## [Recorded data]
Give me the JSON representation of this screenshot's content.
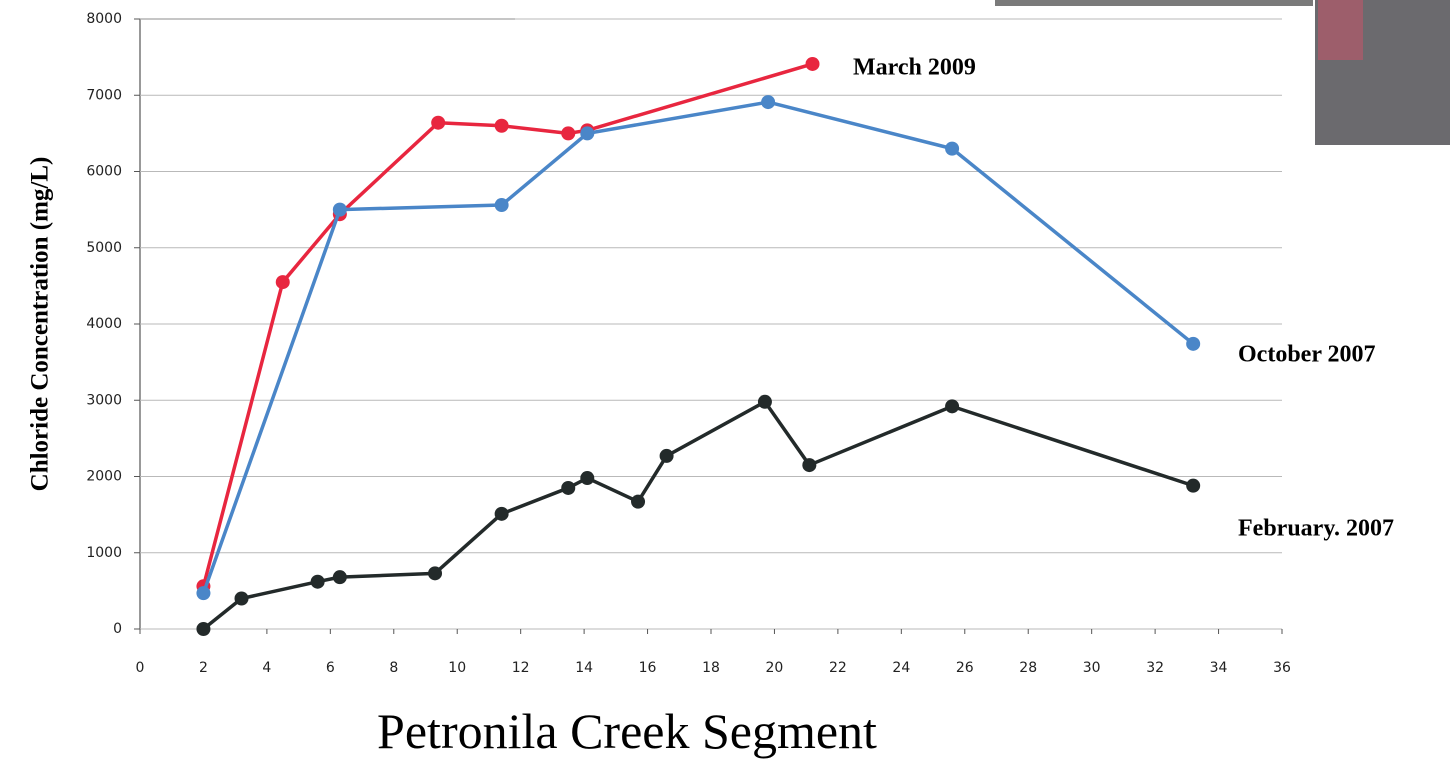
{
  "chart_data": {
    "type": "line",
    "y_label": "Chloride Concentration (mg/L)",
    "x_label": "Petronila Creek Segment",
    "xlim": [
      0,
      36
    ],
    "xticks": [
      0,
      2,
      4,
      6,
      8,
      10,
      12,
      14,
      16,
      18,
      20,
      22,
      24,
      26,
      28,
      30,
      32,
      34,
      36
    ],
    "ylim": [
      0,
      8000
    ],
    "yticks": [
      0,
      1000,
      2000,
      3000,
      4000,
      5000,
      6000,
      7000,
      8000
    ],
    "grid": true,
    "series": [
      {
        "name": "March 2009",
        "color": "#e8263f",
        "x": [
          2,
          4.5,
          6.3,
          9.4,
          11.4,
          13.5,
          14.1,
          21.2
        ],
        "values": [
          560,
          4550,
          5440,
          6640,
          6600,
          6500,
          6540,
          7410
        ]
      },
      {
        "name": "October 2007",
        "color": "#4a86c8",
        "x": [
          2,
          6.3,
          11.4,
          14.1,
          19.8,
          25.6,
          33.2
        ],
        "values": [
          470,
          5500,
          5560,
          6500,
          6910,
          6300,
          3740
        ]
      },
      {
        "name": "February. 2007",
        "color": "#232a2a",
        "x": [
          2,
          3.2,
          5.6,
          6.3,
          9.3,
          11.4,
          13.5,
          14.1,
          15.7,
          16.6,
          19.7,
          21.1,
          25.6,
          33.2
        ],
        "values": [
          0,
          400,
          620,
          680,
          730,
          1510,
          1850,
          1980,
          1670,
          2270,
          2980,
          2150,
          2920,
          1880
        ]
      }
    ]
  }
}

==

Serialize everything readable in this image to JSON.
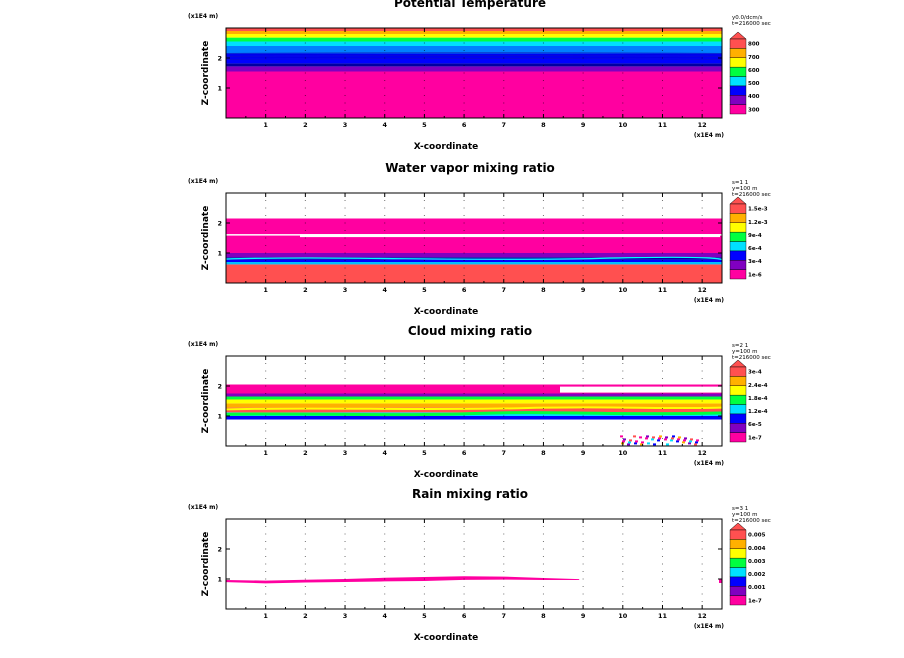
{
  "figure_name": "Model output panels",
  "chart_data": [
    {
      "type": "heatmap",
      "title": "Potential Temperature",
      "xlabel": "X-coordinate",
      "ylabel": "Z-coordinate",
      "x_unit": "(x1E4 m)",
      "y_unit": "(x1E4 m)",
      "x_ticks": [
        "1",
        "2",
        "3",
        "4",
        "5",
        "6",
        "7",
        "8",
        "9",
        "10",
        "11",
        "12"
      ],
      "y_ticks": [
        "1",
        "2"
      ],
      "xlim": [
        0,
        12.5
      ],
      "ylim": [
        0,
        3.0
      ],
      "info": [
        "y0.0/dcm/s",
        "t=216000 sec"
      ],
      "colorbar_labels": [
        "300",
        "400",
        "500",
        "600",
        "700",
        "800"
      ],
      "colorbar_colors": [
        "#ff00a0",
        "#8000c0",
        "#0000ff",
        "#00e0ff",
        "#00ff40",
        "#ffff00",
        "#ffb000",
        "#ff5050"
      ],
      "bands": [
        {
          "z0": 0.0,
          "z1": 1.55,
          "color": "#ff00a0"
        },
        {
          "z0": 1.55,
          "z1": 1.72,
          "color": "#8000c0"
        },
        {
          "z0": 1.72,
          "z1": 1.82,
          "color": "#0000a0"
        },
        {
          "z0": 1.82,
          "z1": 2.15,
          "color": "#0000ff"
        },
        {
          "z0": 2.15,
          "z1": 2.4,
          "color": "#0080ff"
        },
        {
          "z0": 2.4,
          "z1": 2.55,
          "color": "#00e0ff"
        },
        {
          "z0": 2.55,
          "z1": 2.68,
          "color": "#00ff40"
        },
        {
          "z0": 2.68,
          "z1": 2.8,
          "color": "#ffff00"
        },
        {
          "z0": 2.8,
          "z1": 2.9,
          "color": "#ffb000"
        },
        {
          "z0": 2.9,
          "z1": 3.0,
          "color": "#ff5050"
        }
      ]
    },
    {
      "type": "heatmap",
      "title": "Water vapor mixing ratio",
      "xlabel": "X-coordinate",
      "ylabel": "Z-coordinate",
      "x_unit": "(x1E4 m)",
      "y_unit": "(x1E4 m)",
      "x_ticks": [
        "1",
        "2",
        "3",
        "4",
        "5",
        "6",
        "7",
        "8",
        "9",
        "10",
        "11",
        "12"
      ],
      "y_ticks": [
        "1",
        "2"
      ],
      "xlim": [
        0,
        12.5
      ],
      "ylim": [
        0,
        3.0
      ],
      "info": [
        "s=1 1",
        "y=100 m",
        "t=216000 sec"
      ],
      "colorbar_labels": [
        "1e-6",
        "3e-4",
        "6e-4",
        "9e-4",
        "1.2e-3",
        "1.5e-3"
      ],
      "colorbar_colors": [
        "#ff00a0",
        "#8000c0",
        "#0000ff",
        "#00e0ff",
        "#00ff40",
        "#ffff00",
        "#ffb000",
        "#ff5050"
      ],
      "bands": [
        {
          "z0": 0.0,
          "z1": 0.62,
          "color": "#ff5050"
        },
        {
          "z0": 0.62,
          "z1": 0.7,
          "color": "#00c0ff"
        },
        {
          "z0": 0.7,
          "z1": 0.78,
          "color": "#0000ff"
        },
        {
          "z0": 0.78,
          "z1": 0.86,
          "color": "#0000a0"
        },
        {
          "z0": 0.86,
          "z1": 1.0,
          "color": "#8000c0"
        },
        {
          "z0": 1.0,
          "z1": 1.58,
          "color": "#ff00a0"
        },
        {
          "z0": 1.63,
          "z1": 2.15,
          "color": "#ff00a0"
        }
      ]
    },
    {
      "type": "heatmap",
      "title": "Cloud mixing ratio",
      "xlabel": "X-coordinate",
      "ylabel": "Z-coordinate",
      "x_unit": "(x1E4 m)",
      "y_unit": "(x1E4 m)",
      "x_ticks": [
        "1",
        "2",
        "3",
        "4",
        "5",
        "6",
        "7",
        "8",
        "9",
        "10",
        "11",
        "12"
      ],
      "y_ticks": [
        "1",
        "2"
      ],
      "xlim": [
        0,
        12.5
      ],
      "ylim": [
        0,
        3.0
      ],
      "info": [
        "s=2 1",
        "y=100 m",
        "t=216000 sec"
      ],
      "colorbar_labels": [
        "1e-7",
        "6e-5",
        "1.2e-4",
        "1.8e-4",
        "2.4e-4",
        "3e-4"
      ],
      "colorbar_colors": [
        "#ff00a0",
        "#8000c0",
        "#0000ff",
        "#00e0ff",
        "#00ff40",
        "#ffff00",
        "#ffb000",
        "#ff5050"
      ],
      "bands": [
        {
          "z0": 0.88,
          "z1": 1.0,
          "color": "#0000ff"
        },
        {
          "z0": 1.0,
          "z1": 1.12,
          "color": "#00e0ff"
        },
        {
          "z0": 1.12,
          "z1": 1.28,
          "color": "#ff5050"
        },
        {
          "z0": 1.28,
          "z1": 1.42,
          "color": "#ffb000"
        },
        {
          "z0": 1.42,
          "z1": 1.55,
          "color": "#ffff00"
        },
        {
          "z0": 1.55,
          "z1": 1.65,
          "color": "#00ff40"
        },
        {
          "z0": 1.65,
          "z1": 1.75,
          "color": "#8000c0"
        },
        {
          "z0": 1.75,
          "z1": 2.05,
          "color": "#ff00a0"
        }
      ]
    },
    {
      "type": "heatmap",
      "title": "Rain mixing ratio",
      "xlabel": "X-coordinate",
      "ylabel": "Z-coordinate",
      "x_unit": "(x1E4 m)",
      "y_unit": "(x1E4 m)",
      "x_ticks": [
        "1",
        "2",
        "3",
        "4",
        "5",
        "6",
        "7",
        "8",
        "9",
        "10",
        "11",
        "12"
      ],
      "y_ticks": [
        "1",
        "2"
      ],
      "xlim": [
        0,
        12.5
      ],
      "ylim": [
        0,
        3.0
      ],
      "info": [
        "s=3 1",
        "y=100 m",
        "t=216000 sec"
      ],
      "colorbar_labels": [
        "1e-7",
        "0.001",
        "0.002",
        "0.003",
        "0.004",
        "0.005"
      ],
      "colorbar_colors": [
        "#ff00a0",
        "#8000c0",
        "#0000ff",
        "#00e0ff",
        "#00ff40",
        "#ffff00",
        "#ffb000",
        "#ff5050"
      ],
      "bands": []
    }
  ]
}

## [Exercise instructions]
Go through the listing above and return every line where the word "JSON" occurs.

## [Reply]
Give me the JSON representation of this screenshot's content.
Serialize everything readable in this image to JSON.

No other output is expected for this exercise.